Stored data
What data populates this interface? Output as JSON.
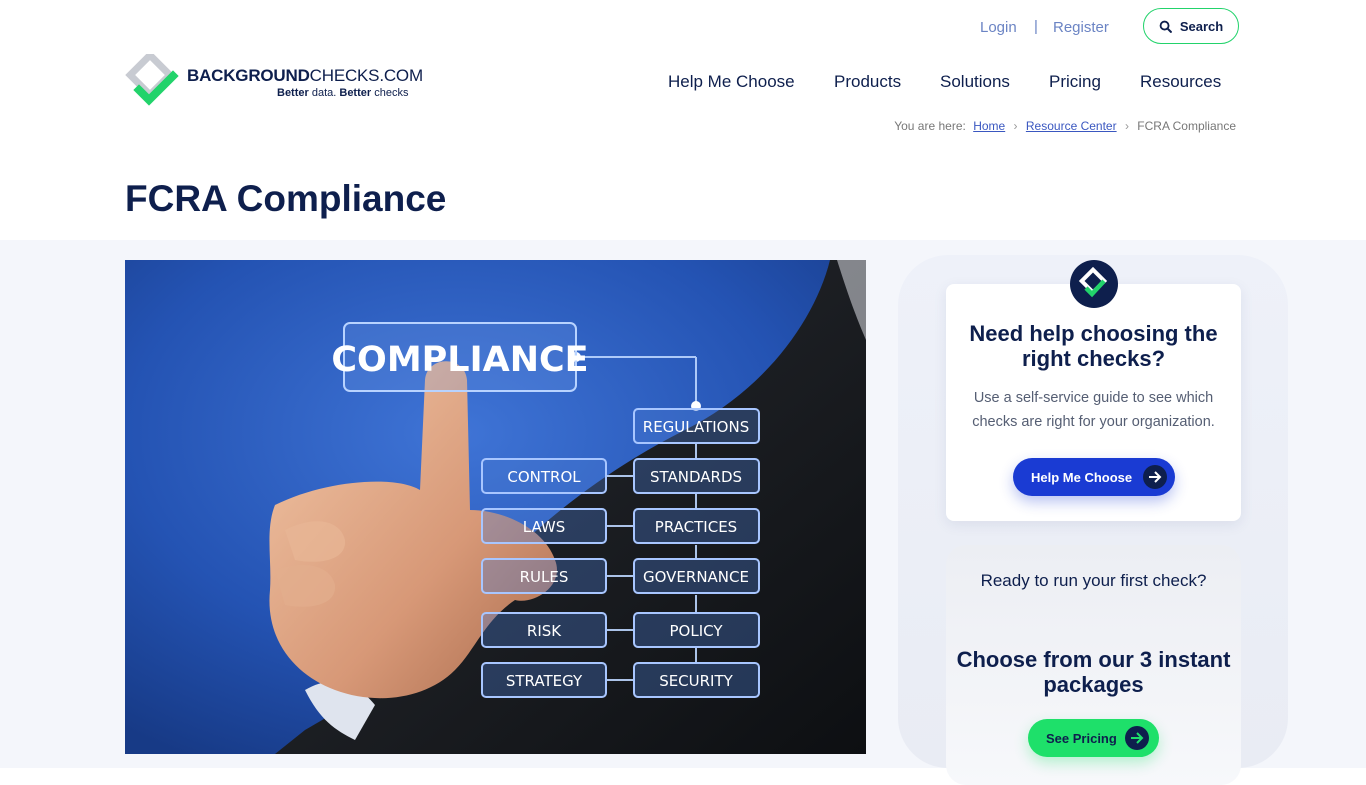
{
  "header": {
    "login_label": "Login",
    "separator": "|",
    "register_label": "Register",
    "search_label": "Search",
    "search_icon": "search-icon"
  },
  "logo": {
    "brand_bold": "BACKGROUND",
    "brand_light": "CHECKS.COM",
    "tagline_a": "Better",
    "tagline_b": " data. ",
    "tagline_c": "Better",
    "tagline_d": " checks",
    "colors": {
      "navy": "#0e1f4d",
      "green": "#22d36b",
      "grey": "#c8cbd2"
    }
  },
  "nav": {
    "items": [
      {
        "label": "Help Me Choose"
      },
      {
        "label": "Products"
      },
      {
        "label": "Solutions"
      },
      {
        "label": "Pricing"
      },
      {
        "label": "Resources"
      }
    ]
  },
  "breadcrumb": {
    "prefix": "You are here:",
    "home": "Home",
    "resource_center": "Resource Center",
    "current": "FCRA Compliance",
    "chevron": "›"
  },
  "page": {
    "title": "FCRA Compliance"
  },
  "hero": {
    "main_label": "COMPLIANCE",
    "left_column": [
      "CONTROL",
      "LAWS",
      "RULES",
      "RISK",
      "STRATEGY"
    ],
    "right_column": [
      "REGULATIONS",
      "STANDARDS",
      "PRACTICES",
      "GOVERNANCE",
      "POLICY",
      "SECURITY"
    ]
  },
  "sidebar": {
    "help_card": {
      "title": "Need help choosing the right checks?",
      "body": "Use a self-service guide to see which checks are right for your organization.",
      "button_label": "Help Me Choose",
      "button_color": "#1a3bd3"
    },
    "pricing_card": {
      "question": "Ready to run your first check?",
      "headline": "Choose from our 3 instant packages",
      "button_label": "See Pricing",
      "button_color": "#1ee06a"
    }
  }
}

Task
Every record above should be transcribed exactly; the pictures stay out of the copy.

Task answer
What data populates this interface? Output as JSON.
{
  "header": {
    "login_label": "Login",
    "separator": "|",
    "register_label": "Register",
    "search_label": "Search",
    "search_icon": "search-icon"
  },
  "logo": {
    "brand_bold": "BACKGROUND",
    "brand_light": "CHECKS.COM",
    "tagline_a": "Better",
    "tagline_b": " data. ",
    "tagline_c": "Better",
    "tagline_d": " checks",
    "colors": {
      "navy": "#0e1f4d",
      "green": "#22d36b",
      "grey": "#c8cbd2"
    }
  },
  "nav": {
    "items": [
      {
        "label": "Help Me Choose"
      },
      {
        "label": "Products"
      },
      {
        "label": "Solutions"
      },
      {
        "label": "Pricing"
      },
      {
        "label": "Resources"
      }
    ]
  },
  "breadcrumb": {
    "prefix": "You are here:",
    "home": "Home",
    "resource_center": "Resource Center",
    "current": "FCRA Compliance",
    "chevron": "›"
  },
  "page": {
    "title": "FCRA Compliance"
  },
  "hero": {
    "main_label": "COMPLIANCE",
    "left_column": [
      "CONTROL",
      "LAWS",
      "RULES",
      "RISK",
      "STRATEGY"
    ],
    "right_column": [
      "REGULATIONS",
      "STANDARDS",
      "PRACTICES",
      "GOVERNANCE",
      "POLICY",
      "SECURITY"
    ]
  },
  "sidebar": {
    "help_card": {
      "title": "Need help choosing the right checks?",
      "body": "Use a self-service guide to see which checks are right for your organization.",
      "button_label": "Help Me Choose",
      "button_color": "#1a3bd3"
    },
    "pricing_card": {
      "question": "Ready to run your first check?",
      "headline": "Choose from our 3 instant packages",
      "button_label": "See Pricing",
      "button_color": "#1ee06a"
    }
  }
}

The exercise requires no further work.